Exercise goal: Extract every line below, verbatim.

>> START

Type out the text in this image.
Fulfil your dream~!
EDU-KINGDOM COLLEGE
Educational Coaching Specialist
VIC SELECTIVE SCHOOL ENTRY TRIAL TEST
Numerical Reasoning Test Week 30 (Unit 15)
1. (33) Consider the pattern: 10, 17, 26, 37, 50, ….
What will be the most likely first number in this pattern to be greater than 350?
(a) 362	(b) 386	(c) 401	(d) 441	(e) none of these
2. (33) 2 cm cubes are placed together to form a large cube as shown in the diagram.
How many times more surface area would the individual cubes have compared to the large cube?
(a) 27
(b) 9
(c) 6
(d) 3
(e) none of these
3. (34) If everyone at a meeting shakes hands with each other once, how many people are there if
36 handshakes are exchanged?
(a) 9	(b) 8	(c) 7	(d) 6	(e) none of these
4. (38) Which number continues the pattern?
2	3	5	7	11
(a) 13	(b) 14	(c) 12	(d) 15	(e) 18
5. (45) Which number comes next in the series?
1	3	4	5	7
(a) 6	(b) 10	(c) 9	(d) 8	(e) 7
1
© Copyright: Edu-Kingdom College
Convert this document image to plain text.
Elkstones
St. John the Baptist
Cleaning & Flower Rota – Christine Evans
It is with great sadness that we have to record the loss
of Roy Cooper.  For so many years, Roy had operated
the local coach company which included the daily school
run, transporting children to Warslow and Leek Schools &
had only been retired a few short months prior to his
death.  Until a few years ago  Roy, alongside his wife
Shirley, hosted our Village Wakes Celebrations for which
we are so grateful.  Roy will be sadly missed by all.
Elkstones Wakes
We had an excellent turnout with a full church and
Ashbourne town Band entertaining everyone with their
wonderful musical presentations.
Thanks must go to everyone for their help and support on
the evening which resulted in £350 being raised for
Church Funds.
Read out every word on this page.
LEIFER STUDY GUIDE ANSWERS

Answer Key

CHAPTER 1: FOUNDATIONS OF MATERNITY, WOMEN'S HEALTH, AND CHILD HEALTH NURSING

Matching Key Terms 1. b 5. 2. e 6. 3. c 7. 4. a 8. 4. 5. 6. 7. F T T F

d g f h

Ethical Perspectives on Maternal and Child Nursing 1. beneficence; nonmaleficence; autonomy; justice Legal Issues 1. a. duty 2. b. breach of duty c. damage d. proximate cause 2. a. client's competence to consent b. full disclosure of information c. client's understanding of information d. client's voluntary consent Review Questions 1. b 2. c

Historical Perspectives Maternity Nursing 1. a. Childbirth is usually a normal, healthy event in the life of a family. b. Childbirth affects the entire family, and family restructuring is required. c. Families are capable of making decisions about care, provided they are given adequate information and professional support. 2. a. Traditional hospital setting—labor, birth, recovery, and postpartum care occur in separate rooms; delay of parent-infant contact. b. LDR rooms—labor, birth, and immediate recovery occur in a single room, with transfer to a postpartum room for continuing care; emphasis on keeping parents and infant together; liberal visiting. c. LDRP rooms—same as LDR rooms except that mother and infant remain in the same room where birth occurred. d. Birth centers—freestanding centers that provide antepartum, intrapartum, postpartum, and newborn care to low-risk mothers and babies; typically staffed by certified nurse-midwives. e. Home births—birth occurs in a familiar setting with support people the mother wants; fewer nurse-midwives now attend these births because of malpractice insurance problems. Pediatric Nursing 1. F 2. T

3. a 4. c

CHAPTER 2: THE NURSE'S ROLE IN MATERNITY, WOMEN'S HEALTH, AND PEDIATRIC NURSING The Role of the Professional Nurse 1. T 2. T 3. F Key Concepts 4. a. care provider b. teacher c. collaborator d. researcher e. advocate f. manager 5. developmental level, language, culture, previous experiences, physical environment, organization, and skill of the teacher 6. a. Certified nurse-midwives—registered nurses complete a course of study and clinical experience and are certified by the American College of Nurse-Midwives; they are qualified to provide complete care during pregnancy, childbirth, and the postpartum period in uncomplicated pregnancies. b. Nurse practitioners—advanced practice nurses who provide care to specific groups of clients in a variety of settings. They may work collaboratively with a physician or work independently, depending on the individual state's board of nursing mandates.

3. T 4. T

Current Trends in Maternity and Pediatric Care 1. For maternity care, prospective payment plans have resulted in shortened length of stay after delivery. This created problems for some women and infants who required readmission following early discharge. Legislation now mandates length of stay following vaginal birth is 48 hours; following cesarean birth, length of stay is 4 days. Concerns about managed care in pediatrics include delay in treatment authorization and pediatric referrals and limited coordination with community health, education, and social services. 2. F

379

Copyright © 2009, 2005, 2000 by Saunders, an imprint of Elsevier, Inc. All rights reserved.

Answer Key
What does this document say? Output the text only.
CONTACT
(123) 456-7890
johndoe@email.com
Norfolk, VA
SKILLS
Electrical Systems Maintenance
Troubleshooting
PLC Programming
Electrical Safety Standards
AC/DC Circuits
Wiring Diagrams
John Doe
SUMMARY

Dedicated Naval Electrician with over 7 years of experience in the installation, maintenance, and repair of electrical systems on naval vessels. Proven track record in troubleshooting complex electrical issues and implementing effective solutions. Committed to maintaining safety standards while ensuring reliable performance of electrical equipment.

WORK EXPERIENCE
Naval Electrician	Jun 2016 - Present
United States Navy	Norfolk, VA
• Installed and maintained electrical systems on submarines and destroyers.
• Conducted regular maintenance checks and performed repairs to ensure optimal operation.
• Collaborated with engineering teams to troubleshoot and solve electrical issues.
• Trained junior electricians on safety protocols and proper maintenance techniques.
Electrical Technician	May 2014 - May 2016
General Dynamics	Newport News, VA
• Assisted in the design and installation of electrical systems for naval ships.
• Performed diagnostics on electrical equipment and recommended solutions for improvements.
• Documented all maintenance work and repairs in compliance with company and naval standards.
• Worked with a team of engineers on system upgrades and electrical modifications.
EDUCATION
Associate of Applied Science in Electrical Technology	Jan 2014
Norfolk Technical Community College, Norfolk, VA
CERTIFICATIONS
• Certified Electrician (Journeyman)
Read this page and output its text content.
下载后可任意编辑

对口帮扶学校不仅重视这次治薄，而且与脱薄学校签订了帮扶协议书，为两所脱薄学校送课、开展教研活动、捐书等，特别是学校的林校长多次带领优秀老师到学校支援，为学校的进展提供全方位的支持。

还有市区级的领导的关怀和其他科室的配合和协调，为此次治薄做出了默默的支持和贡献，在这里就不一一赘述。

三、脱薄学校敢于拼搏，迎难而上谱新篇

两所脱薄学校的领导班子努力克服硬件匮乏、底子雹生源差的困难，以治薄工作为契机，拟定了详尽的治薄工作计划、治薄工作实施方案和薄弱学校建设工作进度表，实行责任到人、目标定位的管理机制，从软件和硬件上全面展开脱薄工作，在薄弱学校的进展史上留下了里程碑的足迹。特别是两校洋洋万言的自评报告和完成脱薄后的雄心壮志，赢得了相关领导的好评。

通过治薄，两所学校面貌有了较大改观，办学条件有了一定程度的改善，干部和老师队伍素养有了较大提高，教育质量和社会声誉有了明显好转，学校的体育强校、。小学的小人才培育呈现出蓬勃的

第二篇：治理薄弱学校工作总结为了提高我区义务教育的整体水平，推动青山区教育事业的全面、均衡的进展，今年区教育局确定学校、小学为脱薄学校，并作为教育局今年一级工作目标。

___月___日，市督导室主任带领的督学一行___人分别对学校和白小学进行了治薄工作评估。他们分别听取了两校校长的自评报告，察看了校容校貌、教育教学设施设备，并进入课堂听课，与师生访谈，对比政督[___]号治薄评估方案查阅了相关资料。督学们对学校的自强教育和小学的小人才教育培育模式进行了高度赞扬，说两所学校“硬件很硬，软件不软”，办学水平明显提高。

>> END

Response for this exercise:
Type out the text in this image.
Fulfil your dream~!
EDU-KINGDOM COLLEGE
Educational Coaching Specialist
VIC SELECTIVE SCHOOL ENTRY TRIAL TEST
Numerical Reasoning Test Week 30 (Unit 15)
1. (33) Consider the pattern: 10, 17, 26, 37, 50, ….
What will be the most likely first number in this pattern to be greater than 350?
(a) 362	(b) 386	(c) 401	(d) 441	(e) none of these
2. (33) 2 cm cubes are placed together to form a large cube as shown in the diagram.
How many times more surface area would the individual cubes have compared to the large cube?
(a) 27
(b) 9
(c) 6
(d) 3
(e) none of these
3. (34) If everyone at a meeting shakes hands with each other once, how many people are there if
36 handshakes are exchanged?
(a) 9	(b) 8	(c) 7	(d) 6	(e) none of these
4. (38) Which number continues the pattern?
2	3	5	7	11
(a) 13	(b) 14	(c) 12	(d) 15	(e) 18
5. (45) Which number comes next in the series?
1	3	4	5	7
(a) 6	(b) 10	(c) 9	(d) 8	(e) 7
1
© Copyright: Edu-Kingdom College
Convert this document image to plain text.
Elkstones
St. John the Baptist
Cleaning & Flower Rota – Christine Evans
It is with great sadness that we have to record the loss
of Roy Cooper.  For so many years, Roy had operated
the local coach company which included the daily school
run, transporting children to Warslow and Leek Schools &
had only been retired a few short months prior to his
death.  Until a few years ago  Roy, alongside his wife
Shirley, hosted our Village Wakes Celebrations for which
we are so grateful.  Roy will be sadly missed by all.
Elkstones Wakes
We had an excellent turnout with a full church and
Ashbourne town Band entertaining everyone with their
wonderful musical presentations.
Thanks must go to everyone for their help and support on
the evening which resulted in £350 being raised for
Church Funds.
Read out every word on this page.
LEIFER STUDY GUIDE ANSWERS

Answer Key

CHAPTER 1: FOUNDATIONS OF MATERNITY, WOMEN'S HEALTH, AND CHILD HEALTH NURSING

Matching Key Terms 1. b 5. 2. e 6. 3. c 7. 4. a 8. 4. 5. 6. 7. F T T F

d g f h

Ethical Perspectives on Maternal and Child Nursing 1. beneficence; nonmaleficence; autonomy; justice Legal Issues 1. a. duty 2. b. breach of duty c. damage d. proximate cause 2. a. client's competence to consent b. full disclosure of information c. client's understanding of information d. client's voluntary consent Review Questions 1. b 2. c

Historical Perspectives Maternity Nursing 1. a. Childbirth is usually a normal, healthy event in the life of a family. b. Childbirth affects the entire family, and family restructuring is required. c. Families are capable of making decisions about care, provided they are given adequate information and professional support. 2. a. Traditional hospital setting—labor, birth, recovery, and postpartum care occur in separate rooms; delay of parent-infant contact. b. LDR rooms—labor, birth, and immediate recovery occur in a single room, with transfer to a postpartum room for continuing care; emphasis on keeping parents and infant together; liberal visiting. c. LDRP rooms—same as LDR rooms except that mother and infant remain in the same room where birth occurred. d. Birth centers—freestanding centers that provide antepartum, intrapartum, postpartum, and newborn care to low-risk mothers and babies; typically staffed by certified nurse-midwives. e. Home births—birth occurs in a familiar setting with support people the mother wants; fewer nurse-midwives now attend these births because of malpractice insurance problems. Pediatric Nursing 1. F 2. T

3. a 4. c

CHAPTER 2: THE NURSE'S ROLE IN MATERNITY, WOMEN'S HEALTH, AND PEDIATRIC NURSING The Role of the Professional Nurse 1. T 2. T 3. F Key Concepts 4. a. care provider b. teacher c. collaborator d. researcher e. advocate f. manager 5. developmental level, language, culture, previous experiences, physical environment, organization, and skill of the teacher 6. a. Certified nurse-midwives—registered nurses complete a course of study and clinical experience and are certified by the American College of Nurse-Midwives; they are qualified to provide complete care during pregnancy, childbirth, and the postpartum period in uncomplicated pregnancies. b. Nurse practitioners—advanced practice nurses who provide care to specific groups of clients in a variety of settings. They may work collaboratively with a physician or work independently, depending on the individual state's board of nursing mandates.

3. T 4. T

Current Trends in Maternity and Pediatric Care 1. For maternity care, prospective payment plans have resulted in shortened length of stay after delivery. This created problems for some women and infants who required readmission following early discharge. Legislation now mandates length of stay following vaginal birth is 48 hours; following cesarean birth, length of stay is 4 days. Concerns about managed care in pediatrics include delay in treatment authorization and pediatric referrals and limited coordination with community health, education, and social services. 2. F

379

Copyright © 2009, 2005, 2000 by Saunders, an imprint of Elsevier, Inc. All rights reserved.

Answer Key
What does this document say? Output the text only.
CONTACT
(123) 456-7890
johndoe@email.com
Norfolk, VA
SKILLS
Electrical Systems Maintenance
Troubleshooting
PLC Programming
Electrical Safety Standards
AC/DC Circuits
Wiring Diagrams
John Doe
SUMMARY

Dedicated Naval Electrician with over 7 years of experience in the installation, maintenance, and repair of electrical systems on naval vessels. Proven track record in troubleshooting complex electrical issues and implementing effective solutions. Committed to maintaining safety standards while ensuring reliable performance of electrical equipment.

WORK EXPERIENCE
Naval Electrician	Jun 2016 - Present
United States Navy	Norfolk, VA
• Installed and maintained electrical systems on submarines and destroyers.
• Conducted regular maintenance checks and performed repairs to ensure optimal operation.
• Collaborated with engineering teams to troubleshoot and solve electrical issues.
• Trained junior electricians on safety protocols and proper maintenance techniques.
Electrical Technician	May 2014 - May 2016
General Dynamics	Newport News, VA
• Assisted in the design and installation of electrical systems for naval ships.
• Performed diagnostics on electrical equipment and recommended solutions for improvements.
• Documented all maintenance work and repairs in compliance with company and naval standards.
• Worked with a team of engineers on system upgrades and electrical modifications.
EDUCATION
Associate of Applied Science in Electrical Technology	Jan 2014
Norfolk Technical Community College, Norfolk, VA
CERTIFICATIONS
• Certified Electrician (Journeyman)
Read this page and output its text content.
下载后可任意编辑

对口帮扶学校不仅重视这次治薄，而且与脱薄学校签订了帮扶协议书，为两所脱薄学校送课、开展教研活动、捐书等，特别是学校的林校长多次带领优秀老师到学校支援，为学校的进展提供全方位的支持。

还有市区级的领导的关怀和其他科室的配合和协调，为此次治薄做出了默默的支持和贡献，在这里就不一一赘述。

三、脱薄学校敢于拼搏，迎难而上谱新篇

两所脱薄学校的领导班子努力克服硬件匮乏、底子雹生源差的困难，以治薄工作为契机，拟定了详尽的治薄工作计划、治薄工作实施方案和薄弱学校建设工作进度表，实行责任到人、目标定位的管理机制，从软件和硬件上全面展开脱薄工作，在薄弱学校的进展史上留下了里程碑的足迹。特别是两校洋洋万言的自评报告和完成脱薄后的雄心壮志，赢得了相关领导的好评。

通过治薄，两所学校面貌有了较大改观，办学条件有了一定程度的改善，干部和老师队伍素养有了较大提高，教育质量和社会声誉有了明显好转，学校的体育强校、。小学的小人才培育呈现出蓬勃的

第二篇：治理薄弱学校工作总结为了提高我区义务教育的整体水平，推动青山区教育事业的全面、均衡的进展，今年区教育局确定学校、小学为脱薄学校，并作为教育局今年一级工作目标。

___月___日，市督导室主任带领的督学一行___人分别对学校和白小学进行了治薄工作评估。他们分别听取了两校校长的自评报告，察看了校容校貌、教育教学设施设备，并进入课堂听课，与师生访谈，对比政督[___]号治薄评估方案查阅了相关资料。督学们对学校的自强教育和小学的小人才教育培育模式进行了高度赞扬，说两所学校“硬件很硬，软件不软”，办学水平明显提高。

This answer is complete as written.